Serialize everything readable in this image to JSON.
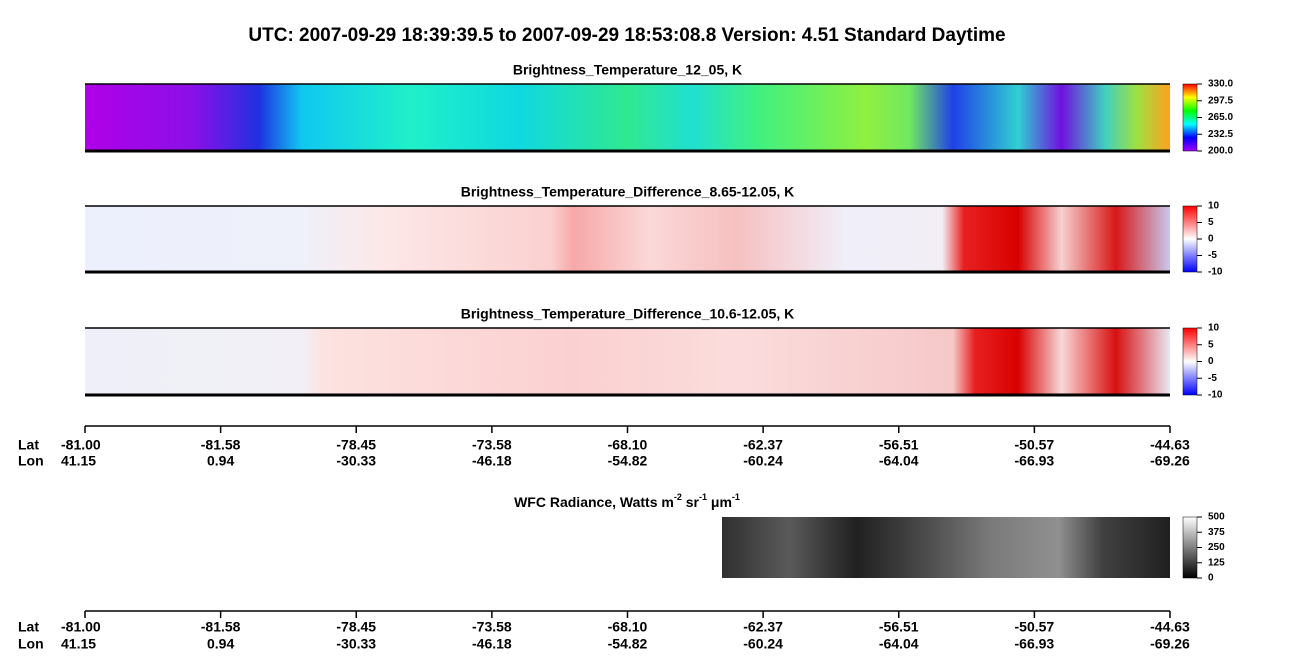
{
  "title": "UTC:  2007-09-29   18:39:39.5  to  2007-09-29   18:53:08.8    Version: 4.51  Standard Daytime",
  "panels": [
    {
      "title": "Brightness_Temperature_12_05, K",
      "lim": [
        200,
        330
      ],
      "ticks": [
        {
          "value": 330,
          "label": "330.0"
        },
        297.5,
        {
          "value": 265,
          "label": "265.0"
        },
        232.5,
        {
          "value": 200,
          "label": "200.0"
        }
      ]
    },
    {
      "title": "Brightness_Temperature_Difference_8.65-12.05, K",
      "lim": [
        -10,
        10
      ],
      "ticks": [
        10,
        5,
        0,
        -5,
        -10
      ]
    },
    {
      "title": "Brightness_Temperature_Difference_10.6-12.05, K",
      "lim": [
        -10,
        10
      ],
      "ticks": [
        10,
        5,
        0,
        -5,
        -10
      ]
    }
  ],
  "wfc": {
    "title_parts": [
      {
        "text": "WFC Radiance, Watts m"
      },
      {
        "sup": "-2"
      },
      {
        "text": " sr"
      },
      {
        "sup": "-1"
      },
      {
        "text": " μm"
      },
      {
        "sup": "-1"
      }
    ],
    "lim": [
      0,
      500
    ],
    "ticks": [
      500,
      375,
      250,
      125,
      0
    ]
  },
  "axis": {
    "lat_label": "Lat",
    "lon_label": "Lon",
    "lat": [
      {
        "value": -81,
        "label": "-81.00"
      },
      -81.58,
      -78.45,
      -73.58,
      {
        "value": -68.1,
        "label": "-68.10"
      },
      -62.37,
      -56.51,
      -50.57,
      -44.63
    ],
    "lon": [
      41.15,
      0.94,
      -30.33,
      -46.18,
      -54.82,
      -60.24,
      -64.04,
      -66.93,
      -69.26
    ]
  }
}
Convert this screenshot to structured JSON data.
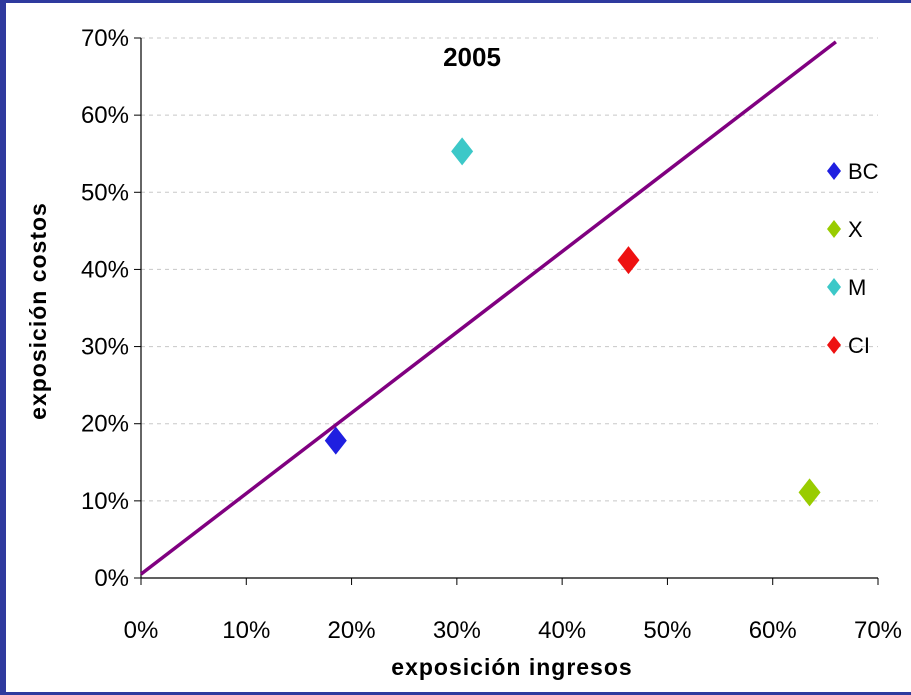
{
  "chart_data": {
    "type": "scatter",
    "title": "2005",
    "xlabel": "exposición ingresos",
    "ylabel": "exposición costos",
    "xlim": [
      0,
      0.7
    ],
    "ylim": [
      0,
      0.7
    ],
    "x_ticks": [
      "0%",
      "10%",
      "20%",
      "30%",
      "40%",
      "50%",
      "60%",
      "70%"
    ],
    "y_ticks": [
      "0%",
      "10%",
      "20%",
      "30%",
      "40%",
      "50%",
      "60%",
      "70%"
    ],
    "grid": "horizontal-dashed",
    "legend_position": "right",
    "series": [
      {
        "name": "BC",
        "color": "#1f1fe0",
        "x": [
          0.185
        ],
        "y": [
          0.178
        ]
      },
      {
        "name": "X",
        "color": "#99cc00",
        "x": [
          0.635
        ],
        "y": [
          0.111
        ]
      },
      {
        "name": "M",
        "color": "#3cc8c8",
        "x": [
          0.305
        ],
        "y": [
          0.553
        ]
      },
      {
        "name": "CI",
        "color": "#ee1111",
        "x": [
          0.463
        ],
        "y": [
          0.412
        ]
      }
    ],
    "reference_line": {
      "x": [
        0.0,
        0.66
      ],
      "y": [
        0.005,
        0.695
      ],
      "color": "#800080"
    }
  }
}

Short exercise: Give the material again exactly as it is, but keep the pictures out.

Solved problem:
Serialize everything readable in this image to JSON.
{
  "title": "UTC:  2007-09-29   18:39:39.5  to  2007-09-29   18:53:08.8    Version: 4.51  Standard Daytime",
  "panels": [
    {
      "title": "Brightness_Temperature_12_05, K",
      "lim": [
        200,
        330
      ],
      "ticks": [
        {
          "value": 330,
          "label": "330.0"
        },
        297.5,
        {
          "value": 265,
          "label": "265.0"
        },
        232.5,
        {
          "value": 200,
          "label": "200.0"
        }
      ]
    },
    {
      "title": "Brightness_Temperature_Difference_8.65-12.05, K",
      "lim": [
        -10,
        10
      ],
      "ticks": [
        10,
        5,
        0,
        -5,
        -10
      ]
    },
    {
      "title": "Brightness_Temperature_Difference_10.6-12.05, K",
      "lim": [
        -10,
        10
      ],
      "ticks": [
        10,
        5,
        0,
        -5,
        -10
      ]
    }
  ],
  "wfc": {
    "title_parts": [
      {
        "text": "WFC Radiance, Watts m"
      },
      {
        "sup": "-2"
      },
      {
        "text": " sr"
      },
      {
        "sup": "-1"
      },
      {
        "text": " μm"
      },
      {
        "sup": "-1"
      }
    ],
    "lim": [
      0,
      500
    ],
    "ticks": [
      500,
      375,
      250,
      125,
      0
    ]
  },
  "axis": {
    "lat_label": "Lat",
    "lon_label": "Lon",
    "lat": [
      {
        "value": -81,
        "label": "-81.00"
      },
      -81.58,
      -78.45,
      -73.58,
      {
        "value": -68.1,
        "label": "-68.10"
      },
      -62.37,
      -56.51,
      -50.57,
      -44.63
    ],
    "lon": [
      41.15,
      0.94,
      -30.33,
      -46.18,
      -54.82,
      -60.24,
      -64.04,
      -66.93,
      -69.26
    ]
  }
}
Convert this screenshot to structured JSON data.
{
  "chart_data": {
    "type": "scatter",
    "title": "2005",
    "xlabel": "exposición ingresos",
    "ylabel": "exposición costos",
    "xlim": [
      0,
      0.7
    ],
    "ylim": [
      0,
      0.7
    ],
    "x_ticks": [
      "0%",
      "10%",
      "20%",
      "30%",
      "40%",
      "50%",
      "60%",
      "70%"
    ],
    "y_ticks": [
      "0%",
      "10%",
      "20%",
      "30%",
      "40%",
      "50%",
      "60%",
      "70%"
    ],
    "grid": "horizontal-dashed",
    "legend_position": "right",
    "series": [
      {
        "name": "BC",
        "color": "#1f1fe0",
        "x": [
          0.185
        ],
        "y": [
          0.178
        ]
      },
      {
        "name": "X",
        "color": "#99cc00",
        "x": [
          0.635
        ],
        "y": [
          0.111
        ]
      },
      {
        "name": "M",
        "color": "#3cc8c8",
        "x": [
          0.305
        ],
        "y": [
          0.553
        ]
      },
      {
        "name": "CI",
        "color": "#ee1111",
        "x": [
          0.463
        ],
        "y": [
          0.412
        ]
      }
    ],
    "reference_line": {
      "x": [
        0.0,
        0.66
      ],
      "y": [
        0.005,
        0.695
      ],
      "color": "#800080"
    }
  }
}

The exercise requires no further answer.